Exercise:
Retype the complete listing exactly as it appears.

==*==

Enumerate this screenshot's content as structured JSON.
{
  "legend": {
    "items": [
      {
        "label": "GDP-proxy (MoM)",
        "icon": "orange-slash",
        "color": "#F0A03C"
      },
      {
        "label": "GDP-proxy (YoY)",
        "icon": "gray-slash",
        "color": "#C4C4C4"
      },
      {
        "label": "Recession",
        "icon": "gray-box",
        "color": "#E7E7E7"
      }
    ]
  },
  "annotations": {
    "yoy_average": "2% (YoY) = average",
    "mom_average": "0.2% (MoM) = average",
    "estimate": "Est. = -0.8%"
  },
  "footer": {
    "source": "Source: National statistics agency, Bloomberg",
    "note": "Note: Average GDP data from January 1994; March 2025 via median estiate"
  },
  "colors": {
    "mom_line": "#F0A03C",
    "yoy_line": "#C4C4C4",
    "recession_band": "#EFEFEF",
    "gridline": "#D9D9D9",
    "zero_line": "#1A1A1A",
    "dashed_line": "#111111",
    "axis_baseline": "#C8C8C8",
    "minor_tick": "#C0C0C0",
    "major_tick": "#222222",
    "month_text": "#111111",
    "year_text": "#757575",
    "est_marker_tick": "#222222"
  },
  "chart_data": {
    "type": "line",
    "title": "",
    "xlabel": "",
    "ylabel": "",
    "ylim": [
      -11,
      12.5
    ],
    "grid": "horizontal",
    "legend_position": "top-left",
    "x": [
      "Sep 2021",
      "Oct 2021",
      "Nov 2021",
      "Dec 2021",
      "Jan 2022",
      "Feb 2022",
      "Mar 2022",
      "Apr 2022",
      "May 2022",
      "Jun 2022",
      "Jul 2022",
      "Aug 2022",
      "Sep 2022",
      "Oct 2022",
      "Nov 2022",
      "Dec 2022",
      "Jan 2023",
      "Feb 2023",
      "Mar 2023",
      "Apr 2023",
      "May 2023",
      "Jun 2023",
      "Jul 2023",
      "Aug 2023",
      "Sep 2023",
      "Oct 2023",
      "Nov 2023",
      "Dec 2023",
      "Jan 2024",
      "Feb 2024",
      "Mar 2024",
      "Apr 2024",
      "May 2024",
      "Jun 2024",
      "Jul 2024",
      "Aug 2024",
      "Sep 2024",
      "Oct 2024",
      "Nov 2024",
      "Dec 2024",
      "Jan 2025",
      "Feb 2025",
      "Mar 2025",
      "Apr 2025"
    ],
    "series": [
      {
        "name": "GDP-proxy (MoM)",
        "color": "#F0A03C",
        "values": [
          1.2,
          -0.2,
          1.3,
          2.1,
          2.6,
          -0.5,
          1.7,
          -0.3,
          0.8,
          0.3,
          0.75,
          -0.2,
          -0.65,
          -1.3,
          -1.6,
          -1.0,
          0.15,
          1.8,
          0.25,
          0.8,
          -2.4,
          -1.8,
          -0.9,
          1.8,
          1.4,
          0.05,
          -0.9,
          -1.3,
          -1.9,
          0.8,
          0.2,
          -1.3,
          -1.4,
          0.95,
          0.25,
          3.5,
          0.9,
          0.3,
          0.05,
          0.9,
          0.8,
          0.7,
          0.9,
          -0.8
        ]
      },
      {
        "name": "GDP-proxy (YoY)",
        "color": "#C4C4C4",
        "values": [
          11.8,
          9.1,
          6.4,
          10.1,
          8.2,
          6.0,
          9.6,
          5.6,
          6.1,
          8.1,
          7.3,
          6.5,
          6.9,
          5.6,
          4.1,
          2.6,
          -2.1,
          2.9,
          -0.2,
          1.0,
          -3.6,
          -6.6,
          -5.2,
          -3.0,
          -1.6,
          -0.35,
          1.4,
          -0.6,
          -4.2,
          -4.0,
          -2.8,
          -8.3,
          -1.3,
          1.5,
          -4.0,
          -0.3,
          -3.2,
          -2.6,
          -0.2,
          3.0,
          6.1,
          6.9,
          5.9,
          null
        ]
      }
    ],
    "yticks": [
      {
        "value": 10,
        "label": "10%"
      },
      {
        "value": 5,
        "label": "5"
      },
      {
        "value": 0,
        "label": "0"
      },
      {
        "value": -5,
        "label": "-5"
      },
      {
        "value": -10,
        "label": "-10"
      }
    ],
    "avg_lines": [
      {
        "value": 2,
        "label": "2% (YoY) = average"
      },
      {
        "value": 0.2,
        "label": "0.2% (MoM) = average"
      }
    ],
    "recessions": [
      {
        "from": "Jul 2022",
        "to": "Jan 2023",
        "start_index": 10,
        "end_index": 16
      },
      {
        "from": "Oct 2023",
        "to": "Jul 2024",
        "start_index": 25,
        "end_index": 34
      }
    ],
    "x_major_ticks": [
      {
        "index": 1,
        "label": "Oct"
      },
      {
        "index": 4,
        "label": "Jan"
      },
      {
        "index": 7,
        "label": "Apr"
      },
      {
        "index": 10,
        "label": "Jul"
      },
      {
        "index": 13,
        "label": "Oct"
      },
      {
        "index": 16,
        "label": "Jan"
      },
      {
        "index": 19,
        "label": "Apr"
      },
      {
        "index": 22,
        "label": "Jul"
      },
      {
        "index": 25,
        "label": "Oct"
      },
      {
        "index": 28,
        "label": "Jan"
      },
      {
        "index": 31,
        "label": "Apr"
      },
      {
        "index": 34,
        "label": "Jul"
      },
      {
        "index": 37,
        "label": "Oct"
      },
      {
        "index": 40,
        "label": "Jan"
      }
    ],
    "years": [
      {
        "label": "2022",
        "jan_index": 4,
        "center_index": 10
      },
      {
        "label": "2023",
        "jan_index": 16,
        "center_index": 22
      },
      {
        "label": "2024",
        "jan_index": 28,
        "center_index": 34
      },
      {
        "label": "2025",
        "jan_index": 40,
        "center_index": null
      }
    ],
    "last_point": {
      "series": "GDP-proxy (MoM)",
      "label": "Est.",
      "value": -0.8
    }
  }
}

==*==

Correct response:
Enumerate this screenshot's content as structured JSON.
{
  "legend": {
    "items": [
      {
        "label": "GDP-proxy (MoM)",
        "icon": "orange-slash",
        "color": "#F0A03C"
      },
      {
        "label": "GDP-proxy (YoY)",
        "icon": "gray-slash",
        "color": "#C4C4C4"
      },
      {
        "label": "Recession",
        "icon": "gray-box",
        "color": "#E7E7E7"
      }
    ]
  },
  "annotations": {
    "yoy_average": "2% (YoY) = average",
    "mom_average": "0.2% (MoM) = average",
    "estimate": "Est. = -0.8%"
  },
  "footer": {
    "source": "Source: National statistics agency, Bloomberg",
    "note": "Note: Average GDP data from January 1994; March 2025 via median estiate"
  },
  "colors": {
    "mom_line": "#F0A03C",
    "yoy_line": "#C4C4C4",
    "recession_band": "#EFEFEF",
    "gridline": "#D9D9D9",
    "zero_line": "#1A1A1A",
    "dashed_line": "#111111",
    "axis_baseline": "#C8C8C8",
    "minor_tick": "#C0C0C0",
    "major_tick": "#222222",
    "month_text": "#111111",
    "year_text": "#757575",
    "est_marker_tick": "#222222"
  },
  "chart_data": {
    "type": "line",
    "title": "",
    "xlabel": "",
    "ylabel": "",
    "ylim": [
      -11,
      12.5
    ],
    "grid": "horizontal",
    "legend_position": "top-left",
    "x": [
      "Sep 2021",
      "Oct 2021",
      "Nov 2021",
      "Dec 2021",
      "Jan 2022",
      "Feb 2022",
      "Mar 2022",
      "Apr 2022",
      "May 2022",
      "Jun 2022",
      "Jul 2022",
      "Aug 2022",
      "Sep 2022",
      "Oct 2022",
      "Nov 2022",
      "Dec 2022",
      "Jan 2023",
      "Feb 2023",
      "Mar 2023",
      "Apr 2023",
      "May 2023",
      "Jun 2023",
      "Jul 2023",
      "Aug 2023",
      "Sep 2023",
      "Oct 2023",
      "Nov 2023",
      "Dec 2023",
      "Jan 2024",
      "Feb 2024",
      "Mar 2024",
      "Apr 2024",
      "May 2024",
      "Jun 2024",
      "Jul 2024",
      "Aug 2024",
      "Sep 2024",
      "Oct 2024",
      "Nov 2024",
      "Dec 2024",
      "Jan 2025",
      "Feb 2025",
      "Mar 2025",
      "Apr 2025"
    ],
    "series": [
      {
        "name": "GDP-proxy (MoM)",
        "color": "#F0A03C",
        "values": [
          1.2,
          -0.2,
          1.3,
          2.1,
          2.6,
          -0.5,
          1.7,
          -0.3,
          0.8,
          0.3,
          0.75,
          -0.2,
          -0.65,
          -1.3,
          -1.6,
          -1.0,
          0.15,
          1.8,
          0.25,
          0.8,
          -2.4,
          -1.8,
          -0.9,
          1.8,
          1.4,
          0.05,
          -0.9,
          -1.3,
          -1.9,
          0.8,
          0.2,
          -1.3,
          -1.4,
          0.95,
          0.25,
          3.5,
          0.9,
          0.3,
          0.05,
          0.9,
          0.8,
          0.7,
          0.9,
          -0.8
        ]
      },
      {
        "name": "GDP-proxy (YoY)",
        "color": "#C4C4C4",
        "values": [
          11.8,
          9.1,
          6.4,
          10.1,
          8.2,
          6.0,
          9.6,
          5.6,
          6.1,
          8.1,
          7.3,
          6.5,
          6.9,
          5.6,
          4.1,
          2.6,
          -2.1,
          2.9,
          -0.2,
          1.0,
          -3.6,
          -6.6,
          -5.2,
          -3.0,
          -1.6,
          -0.35,
          1.4,
          -0.6,
          -4.2,
          -4.0,
          -2.8,
          -8.3,
          -1.3,
          1.5,
          -4.0,
          -0.3,
          -3.2,
          -2.6,
          -0.2,
          3.0,
          6.1,
          6.9,
          5.9,
          null
        ]
      }
    ],
    "yticks": [
      {
        "value": 10,
        "label": "10%"
      },
      {
        "value": 5,
        "label": "5"
      },
      {
        "value": 0,
        "label": "0"
      },
      {
        "value": -5,
        "label": "-5"
      },
      {
        "value": -10,
        "label": "-10"
      }
    ],
    "avg_lines": [
      {
        "value": 2,
        "label": "2% (YoY) = average"
      },
      {
        "value": 0.2,
        "label": "0.2% (MoM) = average"
      }
    ],
    "recessions": [
      {
        "from": "Jul 2022",
        "to": "Jan 2023",
        "start_index": 10,
        "end_index": 16
      },
      {
        "from": "Oct 2023",
        "to": "Jul 2024",
        "start_index": 25,
        "end_index": 34
      }
    ],
    "x_major_ticks": [
      {
        "index": 1,
        "label": "Oct"
      },
      {
        "index": 4,
        "label": "Jan"
      },
      {
        "index": 7,
        "label": "Apr"
      },
      {
        "index": 10,
        "label": "Jul"
      },
      {
        "index": 13,
        "label": "Oct"
      },
      {
        "index": 16,
        "label": "Jan"
      },
      {
        "index": 19,
        "label": "Apr"
      },
      {
        "index": 22,
        "label": "Jul"
      },
      {
        "index": 25,
        "label": "Oct"
      },
      {
        "index": 28,
        "label": "Jan"
      },
      {
        "index": 31,
        "label": "Apr"
      },
      {
        "index": 34,
        "label": "Jul"
      },
      {
        "index": 37,
        "label": "Oct"
      },
      {
        "index": 40,
        "label": "Jan"
      }
    ],
    "years": [
      {
        "label": "2022",
        "jan_index": 4,
        "center_index": 10
      },
      {
        "label": "2023",
        "jan_index": 16,
        "center_index": 22
      },
      {
        "label": "2024",
        "jan_index": 28,
        "center_index": 34
      },
      {
        "label": "2025",
        "jan_index": 40,
        "center_index": null
      }
    ],
    "last_point": {
      "series": "GDP-proxy (MoM)",
      "label": "Est.",
      "value": -0.8
    }
  }
}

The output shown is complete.